Task goal. All of the material should be reproduced exactly, with pictures left out.

A run of records

## start

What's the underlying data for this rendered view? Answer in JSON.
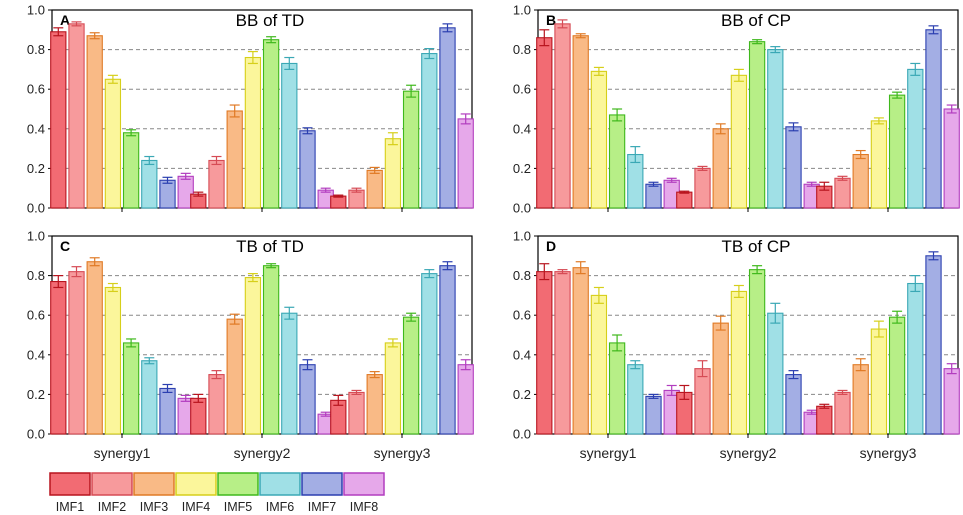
{
  "categories": [
    "synergy1",
    "synergy2",
    "synergy3"
  ],
  "series_names": [
    "IMF1",
    "IMF2",
    "IMF3",
    "IMF4",
    "IMF5",
    "IMF6",
    "IMF7",
    "IMF8"
  ],
  "colors": {
    "fills": [
      "#f26b73",
      "#f79a9c",
      "#f9ba86",
      "#fbf69b",
      "#b7ef87",
      "#a0e0e6",
      "#a3aee4",
      "#e6a8ea"
    ],
    "strokes": [
      "#b8141e",
      "#d64b55",
      "#e07a25",
      "#d6cf1a",
      "#3fb81c",
      "#3aa8b5",
      "#2b3fb0",
      "#b23dbf"
    ],
    "grid": "#888888"
  },
  "chart_data": [
    {
      "type": "bar",
      "panel": "A",
      "title": "BB of TD",
      "categories": [
        "synergy1",
        "synergy2",
        "synergy3"
      ],
      "ylim": [
        0,
        1.0
      ],
      "yticks": [
        "0.0",
        "0.2",
        "0.4",
        "0.6",
        "0.8",
        "1.0"
      ],
      "show_category_labels": false,
      "series": [
        {
          "name": "IMF1",
          "values": [
            0.89,
            0.07,
            0.06
          ],
          "errors": [
            0.02,
            0.01,
            0.005
          ]
        },
        {
          "name": "IMF2",
          "values": [
            0.93,
            0.24,
            0.09
          ],
          "errors": [
            0.01,
            0.02,
            0.01
          ]
        },
        {
          "name": "IMF3",
          "values": [
            0.87,
            0.49,
            0.19
          ],
          "errors": [
            0.015,
            0.03,
            0.015
          ]
        },
        {
          "name": "IMF4",
          "values": [
            0.65,
            0.76,
            0.35
          ],
          "errors": [
            0.02,
            0.03,
            0.03
          ]
        },
        {
          "name": "IMF5",
          "values": [
            0.38,
            0.85,
            0.59
          ],
          "errors": [
            0.015,
            0.015,
            0.03
          ]
        },
        {
          "name": "IMF6",
          "values": [
            0.24,
            0.73,
            0.78
          ],
          "errors": [
            0.02,
            0.03,
            0.025
          ]
        },
        {
          "name": "IMF7",
          "values": [
            0.14,
            0.39,
            0.91
          ],
          "errors": [
            0.015,
            0.015,
            0.02
          ]
        },
        {
          "name": "IMF8",
          "values": [
            0.16,
            0.09,
            0.45
          ],
          "errors": [
            0.015,
            0.01,
            0.025
          ]
        }
      ]
    },
    {
      "type": "bar",
      "panel": "B",
      "title": "BB of CP",
      "categories": [
        "synergy1",
        "synergy2",
        "synergy3"
      ],
      "ylim": [
        0,
        1.0
      ],
      "yticks": [
        "0.0",
        "0.2",
        "0.4",
        "0.6",
        "0.8",
        "1.0"
      ],
      "show_category_labels": false,
      "series": [
        {
          "name": "IMF1",
          "values": [
            0.86,
            0.08,
            0.11
          ],
          "errors": [
            0.04,
            0.005,
            0.02
          ]
        },
        {
          "name": "IMF2",
          "values": [
            0.93,
            0.2,
            0.15
          ],
          "errors": [
            0.02,
            0.01,
            0.01
          ]
        },
        {
          "name": "IMF3",
          "values": [
            0.87,
            0.4,
            0.27
          ],
          "errors": [
            0.01,
            0.025,
            0.02
          ]
        },
        {
          "name": "IMF4",
          "values": [
            0.69,
            0.67,
            0.44
          ],
          "errors": [
            0.02,
            0.03,
            0.015
          ]
        },
        {
          "name": "IMF5",
          "values": [
            0.47,
            0.84,
            0.57
          ],
          "errors": [
            0.03,
            0.01,
            0.015
          ]
        },
        {
          "name": "IMF6",
          "values": [
            0.27,
            0.8,
            0.7
          ],
          "errors": [
            0.04,
            0.015,
            0.03
          ]
        },
        {
          "name": "IMF7",
          "values": [
            0.12,
            0.41,
            0.9
          ],
          "errors": [
            0.01,
            0.02,
            0.02
          ]
        },
        {
          "name": "IMF8",
          "values": [
            0.14,
            0.12,
            0.5
          ],
          "errors": [
            0.01,
            0.01,
            0.02
          ]
        }
      ]
    },
    {
      "type": "bar",
      "panel": "C",
      "title": "TB of TD",
      "categories": [
        "synergy1",
        "synergy2",
        "synergy3"
      ],
      "ylim": [
        0,
        1.0
      ],
      "yticks": [
        "0.0",
        "0.2",
        "0.4",
        "0.6",
        "0.8",
        "1.0"
      ],
      "show_category_labels": true,
      "series": [
        {
          "name": "IMF1",
          "values": [
            0.77,
            0.18,
            0.17
          ],
          "errors": [
            0.03,
            0.02,
            0.025
          ]
        },
        {
          "name": "IMF2",
          "values": [
            0.82,
            0.3,
            0.21
          ],
          "errors": [
            0.025,
            0.02,
            0.01
          ]
        },
        {
          "name": "IMF3",
          "values": [
            0.87,
            0.58,
            0.3
          ],
          "errors": [
            0.02,
            0.025,
            0.015
          ]
        },
        {
          "name": "IMF4",
          "values": [
            0.74,
            0.79,
            0.46
          ],
          "errors": [
            0.02,
            0.02,
            0.02
          ]
        },
        {
          "name": "IMF5",
          "values": [
            0.46,
            0.85,
            0.59
          ],
          "errors": [
            0.02,
            0.01,
            0.02
          ]
        },
        {
          "name": "IMF6",
          "values": [
            0.37,
            0.61,
            0.81
          ],
          "errors": [
            0.015,
            0.03,
            0.02
          ]
        },
        {
          "name": "IMF7",
          "values": [
            0.23,
            0.35,
            0.85
          ],
          "errors": [
            0.02,
            0.025,
            0.02
          ]
        },
        {
          "name": "IMF8",
          "values": [
            0.18,
            0.1,
            0.35
          ],
          "errors": [
            0.015,
            0.01,
            0.025
          ]
        }
      ]
    },
    {
      "type": "bar",
      "panel": "D",
      "title": "TB of CP",
      "categories": [
        "synergy1",
        "synergy2",
        "synergy3"
      ],
      "ylim": [
        0,
        1.0
      ],
      "yticks": [
        "0.0",
        "0.2",
        "0.4",
        "0.6",
        "0.8",
        "1.0"
      ],
      "show_category_labels": true,
      "series": [
        {
          "name": "IMF1",
          "values": [
            0.82,
            0.21,
            0.14
          ],
          "errors": [
            0.04,
            0.035,
            0.01
          ]
        },
        {
          "name": "IMF2",
          "values": [
            0.82,
            0.33,
            0.21
          ],
          "errors": [
            0.01,
            0.04,
            0.01
          ]
        },
        {
          "name": "IMF3",
          "values": [
            0.84,
            0.56,
            0.35
          ],
          "errors": [
            0.03,
            0.035,
            0.03
          ]
        },
        {
          "name": "IMF4",
          "values": [
            0.7,
            0.72,
            0.53
          ],
          "errors": [
            0.04,
            0.03,
            0.04
          ]
        },
        {
          "name": "IMF5",
          "values": [
            0.46,
            0.83,
            0.59
          ],
          "errors": [
            0.04,
            0.02,
            0.03
          ]
        },
        {
          "name": "IMF6",
          "values": [
            0.35,
            0.61,
            0.76
          ],
          "errors": [
            0.02,
            0.05,
            0.04
          ]
        },
        {
          "name": "IMF7",
          "values": [
            0.19,
            0.3,
            0.9
          ],
          "errors": [
            0.01,
            0.02,
            0.02
          ]
        },
        {
          "name": "IMF8",
          "values": [
            0.22,
            0.11,
            0.33
          ],
          "errors": [
            0.025,
            0.01,
            0.025
          ]
        }
      ]
    }
  ]
}
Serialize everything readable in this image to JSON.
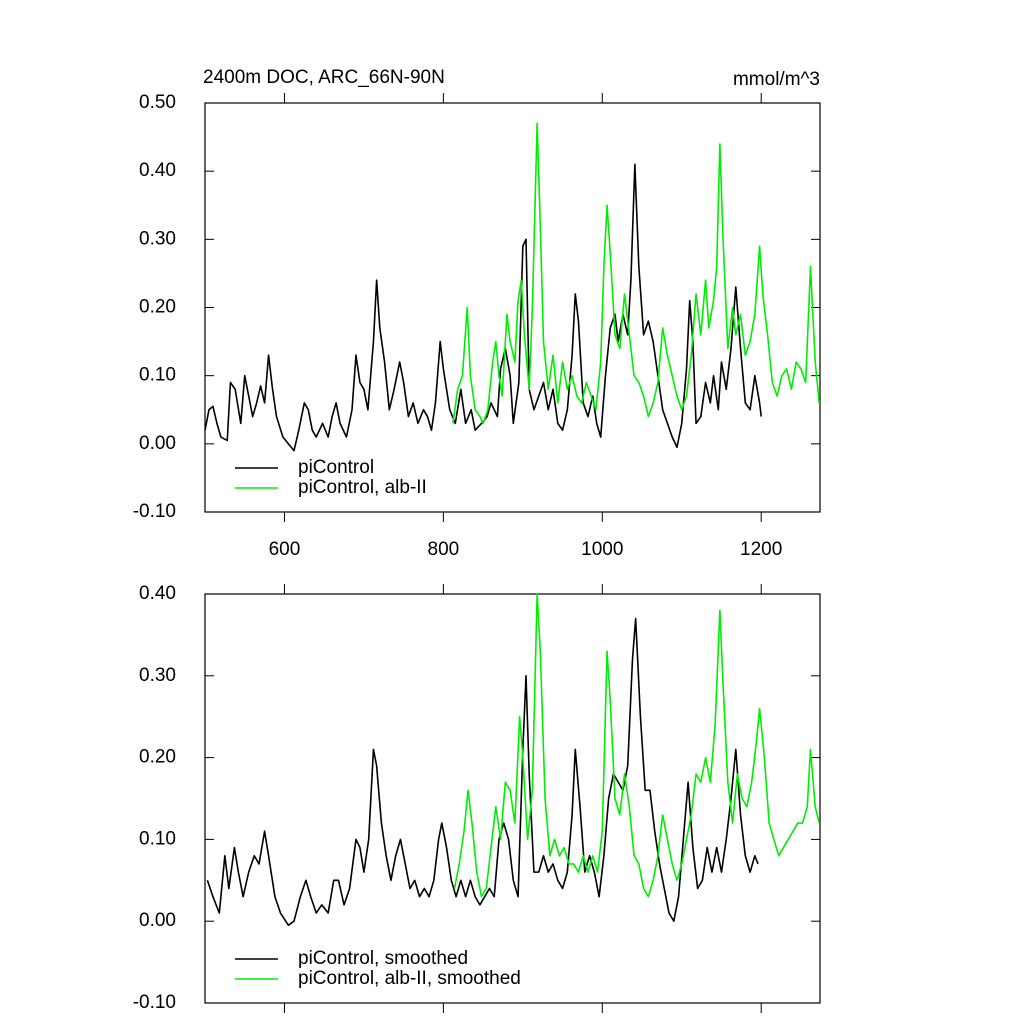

## end

Solution to the problem.
What's the underlying data for this rendered view? Answer in JSON.
{
  "categories": [
    "synergy1",
    "synergy2",
    "synergy3"
  ],
  "series_names": [
    "IMF1",
    "IMF2",
    "IMF3",
    "IMF4",
    "IMF5",
    "IMF6",
    "IMF7",
    "IMF8"
  ],
  "colors": {
    "fills": [
      "#f26b73",
      "#f79a9c",
      "#f9ba86",
      "#fbf69b",
      "#b7ef87",
      "#a0e0e6",
      "#a3aee4",
      "#e6a8ea"
    ],
    "strokes": [
      "#b8141e",
      "#d64b55",
      "#e07a25",
      "#d6cf1a",
      "#3fb81c",
      "#3aa8b5",
      "#2b3fb0",
      "#b23dbf"
    ],
    "grid": "#888888"
  },
  "chart_data": [
    {
      "type": "bar",
      "panel": "A",
      "title": "BB of TD",
      "categories": [
        "synergy1",
        "synergy2",
        "synergy3"
      ],
      "ylim": [
        0,
        1.0
      ],
      "yticks": [
        "0.0",
        "0.2",
        "0.4",
        "0.6",
        "0.8",
        "1.0"
      ],
      "show_category_labels": false,
      "series": [
        {
          "name": "IMF1",
          "values": [
            0.89,
            0.07,
            0.06
          ],
          "errors": [
            0.02,
            0.01,
            0.005
          ]
        },
        {
          "name": "IMF2",
          "values": [
            0.93,
            0.24,
            0.09
          ],
          "errors": [
            0.01,
            0.02,
            0.01
          ]
        },
        {
          "name": "IMF3",
          "values": [
            0.87,
            0.49,
            0.19
          ],
          "errors": [
            0.015,
            0.03,
            0.015
          ]
        },
        {
          "name": "IMF4",
          "values": [
            0.65,
            0.76,
            0.35
          ],
          "errors": [
            0.02,
            0.03,
            0.03
          ]
        },
        {
          "name": "IMF5",
          "values": [
            0.38,
            0.85,
            0.59
          ],
          "errors": [
            0.015,
            0.015,
            0.03
          ]
        },
        {
          "name": "IMF6",
          "values": [
            0.24,
            0.73,
            0.78
          ],
          "errors": [
            0.02,
            0.03,
            0.025
          ]
        },
        {
          "name": "IMF7",
          "values": [
            0.14,
            0.39,
            0.91
          ],
          "errors": [
            0.015,
            0.015,
            0.02
          ]
        },
        {
          "name": "IMF8",
          "values": [
            0.16,
            0.09,
            0.45
          ],
          "errors": [
            0.015,
            0.01,
            0.025
          ]
        }
      ]
    },
    {
      "type": "bar",
      "panel": "B",
      "title": "BB of CP",
      "categories": [
        "synergy1",
        "synergy2",
        "synergy3"
      ],
      "ylim": [
        0,
        1.0
      ],
      "yticks": [
        "0.0",
        "0.2",
        "0.4",
        "0.6",
        "0.8",
        "1.0"
      ],
      "show_category_labels": false,
      "series": [
        {
          "name": "IMF1",
          "values": [
            0.86,
            0.08,
            0.11
          ],
          "errors": [
            0.04,
            0.005,
            0.02
          ]
        },
        {
          "name": "IMF2",
          "values": [
            0.93,
            0.2,
            0.15
          ],
          "errors": [
            0.02,
            0.01,
            0.01
          ]
        },
        {
          "name": "IMF3",
          "values": [
            0.87,
            0.4,
            0.27
          ],
          "errors": [
            0.01,
            0.025,
            0.02
          ]
        },
        {
          "name": "IMF4",
          "values": [
            0.69,
            0.67,
            0.44
          ],
          "errors": [
            0.02,
            0.03,
            0.015
          ]
        },
        {
          "name": "IMF5",
          "values": [
            0.47,
            0.84,
            0.57
          ],
          "errors": [
            0.03,
            0.01,
            0.015
          ]
        },
        {
          "name": "IMF6",
          "values": [
            0.27,
            0.8,
            0.7
          ],
          "errors": [
            0.04,
            0.015,
            0.03
          ]
        },
        {
          "name": "IMF7",
          "values": [
            0.12,
            0.41,
            0.9
          ],
          "errors": [
            0.01,
            0.02,
            0.02
          ]
        },
        {
          "name": "IMF8",
          "values": [
            0.14,
            0.12,
            0.5
          ],
          "errors": [
            0.01,
            0.01,
            0.02
          ]
        }
      ]
    },
    {
      "type": "bar",
      "panel": "C",
      "title": "TB of TD",
      "categories": [
        "synergy1",
        "synergy2",
        "synergy3"
      ],
      "ylim": [
        0,
        1.0
      ],
      "yticks": [
        "0.0",
        "0.2",
        "0.4",
        "0.6",
        "0.8",
        "1.0"
      ],
      "show_category_labels": true,
      "series": [
        {
          "name": "IMF1",
          "values": [
            0.77,
            0.18,
            0.17
          ],
          "errors": [
            0.03,
            0.02,
            0.025
          ]
        },
        {
          "name": "IMF2",
          "values": [
            0.82,
            0.3,
            0.21
          ],
          "errors": [
            0.025,
            0.02,
            0.01
          ]
        },
        {
          "name": "IMF3",
          "values": [
            0.87,
            0.58,
            0.3
          ],
          "errors": [
            0.02,
            0.025,
            0.015
          ]
        },
        {
          "name": "IMF4",
          "values": [
            0.74,
            0.79,
            0.46
          ],
          "errors": [
            0.02,
            0.02,
            0.02
          ]
        },
        {
          "name": "IMF5",
          "values": [
            0.46,
            0.85,
            0.59
          ],
          "errors": [
            0.02,
            0.01,
            0.02
          ]
        },
        {
          "name": "IMF6",
          "values": [
            0.37,
            0.61,
            0.81
          ],
          "errors": [
            0.015,
            0.03,
            0.02
          ]
        },
        {
          "name": "IMF7",
          "values": [
            0.23,
            0.35,
            0.85
          ],
          "errors": [
            0.02,
            0.025,
            0.02
          ]
        },
        {
          "name": "IMF8",
          "values": [
            0.18,
            0.1,
            0.35
          ],
          "errors": [
            0.015,
            0.01,
            0.025
          ]
        }
      ]
    },
    {
      "type": "bar",
      "panel": "D",
      "title": "TB of CP",
      "categories": [
        "synergy1",
        "synergy2",
        "synergy3"
      ],
      "ylim": [
        0,
        1.0
      ],
      "yticks": [
        "0.0",
        "0.2",
        "0.4",
        "0.6",
        "0.8",
        "1.0"
      ],
      "show_category_labels": true,
      "series": [
        {
          "name": "IMF1",
          "values": [
            0.82,
            0.21,
            0.14
          ],
          "errors": [
            0.04,
            0.035,
            0.01
          ]
        },
        {
          "name": "IMF2",
          "values": [
            0.82,
            0.33,
            0.21
          ],
          "errors": [
            0.01,
            0.04,
            0.01
          ]
        },
        {
          "name": "IMF3",
          "values": [
            0.84,
            0.56,
            0.35
          ],
          "errors": [
            0.03,
            0.035,
            0.03
          ]
        },
        {
          "name": "IMF4",
          "values": [
            0.7,
            0.72,
            0.53
          ],
          "errors": [
            0.04,
            0.03,
            0.04
          ]
        },
        {
          "name": "IMF5",
          "values": [
            0.46,
            0.83,
            0.59
          ],
          "errors": [
            0.04,
            0.02,
            0.03
          ]
        },
        {
          "name": "IMF6",
          "values": [
            0.35,
            0.61,
            0.76
          ],
          "errors": [
            0.02,
            0.05,
            0.04
          ]
        },
        {
          "name": "IMF7",
          "values": [
            0.19,
            0.3,
            0.9
          ],
          "errors": [
            0.01,
            0.02,
            0.02
          ]
        },
        {
          "name": "IMF8",
          "values": [
            0.22,
            0.11,
            0.33
          ],
          "errors": [
            0.025,
            0.01,
            0.025
          ]
        }
      ]
    }
  ]
}
Serialize everything readable in this image to JSON.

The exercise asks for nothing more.